== Stored data ==
◇ ◇ ◇

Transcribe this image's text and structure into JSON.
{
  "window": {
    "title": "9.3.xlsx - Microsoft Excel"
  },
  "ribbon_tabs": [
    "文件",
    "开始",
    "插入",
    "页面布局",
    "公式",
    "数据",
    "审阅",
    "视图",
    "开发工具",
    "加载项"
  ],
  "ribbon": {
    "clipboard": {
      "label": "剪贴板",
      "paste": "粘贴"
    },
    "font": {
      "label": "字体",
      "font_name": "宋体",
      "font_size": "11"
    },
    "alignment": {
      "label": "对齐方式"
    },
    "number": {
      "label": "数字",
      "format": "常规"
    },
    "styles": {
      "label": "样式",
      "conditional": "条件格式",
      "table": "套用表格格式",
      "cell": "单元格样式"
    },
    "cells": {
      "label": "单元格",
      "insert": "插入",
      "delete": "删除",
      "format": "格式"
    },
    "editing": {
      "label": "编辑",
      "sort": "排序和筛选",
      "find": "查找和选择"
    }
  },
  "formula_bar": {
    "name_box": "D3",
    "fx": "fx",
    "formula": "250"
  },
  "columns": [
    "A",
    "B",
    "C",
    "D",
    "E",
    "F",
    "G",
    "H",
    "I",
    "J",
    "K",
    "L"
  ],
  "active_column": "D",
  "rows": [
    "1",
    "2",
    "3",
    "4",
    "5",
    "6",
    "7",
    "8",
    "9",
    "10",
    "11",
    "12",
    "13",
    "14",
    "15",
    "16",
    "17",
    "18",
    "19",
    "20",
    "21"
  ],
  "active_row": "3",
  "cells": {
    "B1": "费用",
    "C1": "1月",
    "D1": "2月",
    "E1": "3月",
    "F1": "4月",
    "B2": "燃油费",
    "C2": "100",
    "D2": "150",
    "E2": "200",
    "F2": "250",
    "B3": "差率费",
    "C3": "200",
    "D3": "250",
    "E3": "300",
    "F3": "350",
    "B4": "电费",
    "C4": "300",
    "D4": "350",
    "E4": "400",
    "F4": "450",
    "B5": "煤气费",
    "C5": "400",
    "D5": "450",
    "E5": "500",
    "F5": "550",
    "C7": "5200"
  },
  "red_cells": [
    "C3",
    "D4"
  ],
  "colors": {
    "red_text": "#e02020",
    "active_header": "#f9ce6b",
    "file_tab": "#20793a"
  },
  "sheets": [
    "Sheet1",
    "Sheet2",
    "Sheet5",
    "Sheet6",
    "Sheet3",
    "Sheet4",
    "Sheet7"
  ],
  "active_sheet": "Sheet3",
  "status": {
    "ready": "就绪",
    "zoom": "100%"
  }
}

◇ ◇ ◇

Using the entries above, return each line that includes the word "label".

== COMPLETE OUTPUT ==
      "label": "剪贴板",
      "label": "字体",
      "label": "对齐方式"
      "label": "数字",
      "label": "样式",
      "label": "单元格",
      "label": "编辑",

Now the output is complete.